- _CHALLENGE_
Within the material below, find each line bearing the word "content" and present it.

- _SUPPLIED RECORDS_
========================================

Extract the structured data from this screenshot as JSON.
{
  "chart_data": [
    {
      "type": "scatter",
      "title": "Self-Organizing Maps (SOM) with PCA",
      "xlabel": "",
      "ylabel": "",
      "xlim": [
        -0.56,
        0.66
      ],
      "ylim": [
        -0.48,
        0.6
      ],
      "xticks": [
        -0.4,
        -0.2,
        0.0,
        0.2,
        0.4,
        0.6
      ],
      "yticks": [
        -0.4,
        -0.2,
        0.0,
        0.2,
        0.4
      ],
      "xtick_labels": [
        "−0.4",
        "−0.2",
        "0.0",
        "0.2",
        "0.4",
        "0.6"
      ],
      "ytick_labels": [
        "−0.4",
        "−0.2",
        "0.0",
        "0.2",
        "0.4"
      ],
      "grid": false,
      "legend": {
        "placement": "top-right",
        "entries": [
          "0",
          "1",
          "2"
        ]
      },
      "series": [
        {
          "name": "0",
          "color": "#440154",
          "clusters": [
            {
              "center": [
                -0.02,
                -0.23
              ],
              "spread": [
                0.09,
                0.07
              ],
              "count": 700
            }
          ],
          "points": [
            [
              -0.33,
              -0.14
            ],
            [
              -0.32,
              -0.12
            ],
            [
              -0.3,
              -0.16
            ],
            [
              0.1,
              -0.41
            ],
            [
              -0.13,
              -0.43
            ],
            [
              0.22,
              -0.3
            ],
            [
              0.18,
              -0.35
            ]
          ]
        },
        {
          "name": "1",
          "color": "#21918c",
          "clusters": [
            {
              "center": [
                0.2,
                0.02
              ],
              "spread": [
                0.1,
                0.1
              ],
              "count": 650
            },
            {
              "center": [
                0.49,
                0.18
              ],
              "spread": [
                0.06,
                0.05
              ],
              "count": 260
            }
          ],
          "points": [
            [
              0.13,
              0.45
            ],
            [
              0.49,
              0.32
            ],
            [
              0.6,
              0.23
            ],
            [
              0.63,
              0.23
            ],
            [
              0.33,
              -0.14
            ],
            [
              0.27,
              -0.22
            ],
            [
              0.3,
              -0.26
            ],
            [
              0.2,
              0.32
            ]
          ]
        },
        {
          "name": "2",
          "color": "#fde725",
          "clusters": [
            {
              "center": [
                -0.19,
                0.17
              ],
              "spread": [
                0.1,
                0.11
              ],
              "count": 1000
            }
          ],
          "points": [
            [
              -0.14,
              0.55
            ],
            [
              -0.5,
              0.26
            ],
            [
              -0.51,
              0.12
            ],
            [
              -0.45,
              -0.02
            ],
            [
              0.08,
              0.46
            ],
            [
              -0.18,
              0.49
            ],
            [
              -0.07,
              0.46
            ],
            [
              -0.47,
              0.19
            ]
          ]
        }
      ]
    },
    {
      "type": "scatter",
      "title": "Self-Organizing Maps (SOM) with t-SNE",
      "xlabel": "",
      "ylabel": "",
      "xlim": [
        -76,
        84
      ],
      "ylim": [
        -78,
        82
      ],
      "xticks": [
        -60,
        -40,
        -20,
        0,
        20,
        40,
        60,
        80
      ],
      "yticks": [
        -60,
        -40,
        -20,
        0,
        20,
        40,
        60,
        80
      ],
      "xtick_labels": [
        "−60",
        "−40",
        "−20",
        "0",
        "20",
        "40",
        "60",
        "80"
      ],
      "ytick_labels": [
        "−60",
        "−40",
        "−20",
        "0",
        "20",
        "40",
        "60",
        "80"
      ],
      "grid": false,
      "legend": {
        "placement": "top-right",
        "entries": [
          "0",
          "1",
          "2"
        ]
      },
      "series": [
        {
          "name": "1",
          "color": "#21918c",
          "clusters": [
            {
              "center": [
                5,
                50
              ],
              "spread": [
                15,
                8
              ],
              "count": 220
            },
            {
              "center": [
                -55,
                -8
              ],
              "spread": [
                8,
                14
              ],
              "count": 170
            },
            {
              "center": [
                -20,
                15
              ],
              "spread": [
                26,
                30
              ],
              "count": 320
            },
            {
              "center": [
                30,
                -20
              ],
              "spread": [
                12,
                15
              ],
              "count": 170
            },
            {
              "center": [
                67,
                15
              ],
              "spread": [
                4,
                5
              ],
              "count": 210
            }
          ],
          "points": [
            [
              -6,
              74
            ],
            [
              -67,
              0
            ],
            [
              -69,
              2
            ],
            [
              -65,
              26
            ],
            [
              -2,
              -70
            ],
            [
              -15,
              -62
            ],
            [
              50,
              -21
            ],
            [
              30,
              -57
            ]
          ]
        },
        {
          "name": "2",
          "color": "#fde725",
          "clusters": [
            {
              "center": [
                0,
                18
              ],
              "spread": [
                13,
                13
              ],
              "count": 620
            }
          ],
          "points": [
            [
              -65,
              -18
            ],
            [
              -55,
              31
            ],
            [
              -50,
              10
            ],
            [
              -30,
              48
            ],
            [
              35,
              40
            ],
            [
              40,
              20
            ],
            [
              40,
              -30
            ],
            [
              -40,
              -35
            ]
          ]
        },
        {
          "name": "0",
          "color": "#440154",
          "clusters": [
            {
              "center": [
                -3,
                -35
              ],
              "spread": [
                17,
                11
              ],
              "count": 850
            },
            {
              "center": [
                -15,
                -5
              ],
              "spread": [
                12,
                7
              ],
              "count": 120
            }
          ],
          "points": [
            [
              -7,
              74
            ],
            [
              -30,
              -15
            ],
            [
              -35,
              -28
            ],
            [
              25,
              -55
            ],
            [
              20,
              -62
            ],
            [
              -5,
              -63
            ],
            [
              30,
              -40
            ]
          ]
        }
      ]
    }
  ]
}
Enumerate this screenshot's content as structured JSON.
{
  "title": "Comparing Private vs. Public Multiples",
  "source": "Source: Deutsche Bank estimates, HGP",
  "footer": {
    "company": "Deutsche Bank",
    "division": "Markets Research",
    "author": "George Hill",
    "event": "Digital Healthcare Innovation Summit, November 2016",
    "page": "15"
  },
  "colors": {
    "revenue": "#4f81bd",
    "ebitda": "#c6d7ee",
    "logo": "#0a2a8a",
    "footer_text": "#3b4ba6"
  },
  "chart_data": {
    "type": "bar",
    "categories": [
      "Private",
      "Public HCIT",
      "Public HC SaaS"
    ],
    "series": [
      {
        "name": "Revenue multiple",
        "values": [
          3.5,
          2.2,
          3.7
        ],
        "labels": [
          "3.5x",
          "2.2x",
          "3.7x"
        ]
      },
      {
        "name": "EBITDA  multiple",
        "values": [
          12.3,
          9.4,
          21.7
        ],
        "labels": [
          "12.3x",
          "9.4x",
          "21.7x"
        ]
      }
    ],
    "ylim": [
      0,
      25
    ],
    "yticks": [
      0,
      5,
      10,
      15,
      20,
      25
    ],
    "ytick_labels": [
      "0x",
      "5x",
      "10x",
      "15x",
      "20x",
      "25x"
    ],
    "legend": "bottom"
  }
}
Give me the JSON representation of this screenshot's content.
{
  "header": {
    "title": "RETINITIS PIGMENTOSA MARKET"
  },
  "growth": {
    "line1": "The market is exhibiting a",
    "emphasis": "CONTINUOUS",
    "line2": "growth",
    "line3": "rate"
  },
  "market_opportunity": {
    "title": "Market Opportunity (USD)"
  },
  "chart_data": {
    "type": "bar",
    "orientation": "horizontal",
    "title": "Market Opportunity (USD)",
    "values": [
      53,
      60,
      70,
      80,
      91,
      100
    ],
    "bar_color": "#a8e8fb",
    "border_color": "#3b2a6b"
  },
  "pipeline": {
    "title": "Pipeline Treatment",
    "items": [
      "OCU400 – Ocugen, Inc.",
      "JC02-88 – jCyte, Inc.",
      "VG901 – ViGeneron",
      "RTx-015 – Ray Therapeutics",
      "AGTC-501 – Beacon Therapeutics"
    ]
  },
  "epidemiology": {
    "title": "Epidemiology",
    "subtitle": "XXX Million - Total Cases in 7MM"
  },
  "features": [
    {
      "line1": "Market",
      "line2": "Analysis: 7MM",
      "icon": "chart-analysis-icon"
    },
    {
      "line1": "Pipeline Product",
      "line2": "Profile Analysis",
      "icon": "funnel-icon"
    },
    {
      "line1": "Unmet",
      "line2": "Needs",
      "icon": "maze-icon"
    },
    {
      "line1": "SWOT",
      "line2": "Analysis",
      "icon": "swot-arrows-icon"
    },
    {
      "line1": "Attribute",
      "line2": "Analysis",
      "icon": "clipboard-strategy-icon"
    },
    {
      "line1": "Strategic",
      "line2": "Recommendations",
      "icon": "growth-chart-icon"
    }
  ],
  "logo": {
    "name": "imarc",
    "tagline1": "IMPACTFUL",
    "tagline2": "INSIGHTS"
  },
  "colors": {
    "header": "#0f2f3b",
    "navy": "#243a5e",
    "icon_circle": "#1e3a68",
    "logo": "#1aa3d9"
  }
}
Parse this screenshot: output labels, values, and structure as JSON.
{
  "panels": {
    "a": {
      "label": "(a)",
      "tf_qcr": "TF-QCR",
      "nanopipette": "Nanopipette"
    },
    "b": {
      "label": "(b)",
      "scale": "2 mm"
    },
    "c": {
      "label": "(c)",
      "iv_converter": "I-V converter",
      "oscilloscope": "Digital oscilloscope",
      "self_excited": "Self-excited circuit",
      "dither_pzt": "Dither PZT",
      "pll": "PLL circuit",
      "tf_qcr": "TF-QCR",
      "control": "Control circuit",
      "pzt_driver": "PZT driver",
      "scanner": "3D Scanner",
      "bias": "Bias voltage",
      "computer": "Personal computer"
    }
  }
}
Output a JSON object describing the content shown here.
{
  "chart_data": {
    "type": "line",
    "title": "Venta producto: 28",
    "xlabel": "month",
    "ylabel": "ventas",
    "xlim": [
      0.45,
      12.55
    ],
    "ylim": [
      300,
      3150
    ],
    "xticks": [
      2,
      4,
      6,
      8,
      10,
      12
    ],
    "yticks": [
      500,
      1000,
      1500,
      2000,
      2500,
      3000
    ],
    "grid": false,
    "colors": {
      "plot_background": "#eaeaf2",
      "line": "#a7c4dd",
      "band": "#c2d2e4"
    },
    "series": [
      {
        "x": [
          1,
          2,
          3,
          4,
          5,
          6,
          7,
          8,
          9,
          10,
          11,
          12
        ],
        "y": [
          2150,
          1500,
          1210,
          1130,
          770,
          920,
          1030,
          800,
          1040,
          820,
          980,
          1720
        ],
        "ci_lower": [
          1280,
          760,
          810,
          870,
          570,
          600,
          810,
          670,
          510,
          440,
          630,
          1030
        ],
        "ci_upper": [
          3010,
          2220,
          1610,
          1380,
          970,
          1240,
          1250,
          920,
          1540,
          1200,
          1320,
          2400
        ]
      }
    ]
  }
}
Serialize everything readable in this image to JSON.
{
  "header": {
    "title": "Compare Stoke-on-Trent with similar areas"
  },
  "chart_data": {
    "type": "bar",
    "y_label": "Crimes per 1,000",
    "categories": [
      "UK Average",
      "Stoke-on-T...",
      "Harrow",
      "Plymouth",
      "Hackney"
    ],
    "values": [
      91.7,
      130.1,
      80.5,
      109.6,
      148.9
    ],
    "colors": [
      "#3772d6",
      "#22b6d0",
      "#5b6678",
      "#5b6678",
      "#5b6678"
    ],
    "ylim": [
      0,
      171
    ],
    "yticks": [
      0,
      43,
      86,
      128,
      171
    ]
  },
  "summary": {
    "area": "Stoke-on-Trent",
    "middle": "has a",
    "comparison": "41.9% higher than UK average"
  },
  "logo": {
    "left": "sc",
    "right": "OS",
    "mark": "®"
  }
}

========================================

- _FULL RESPONSE_
Enumerate this screenshot's content as structured JSON.
Give me the JSON representation of this screenshot's content.
Output a JSON object describing the content shown here.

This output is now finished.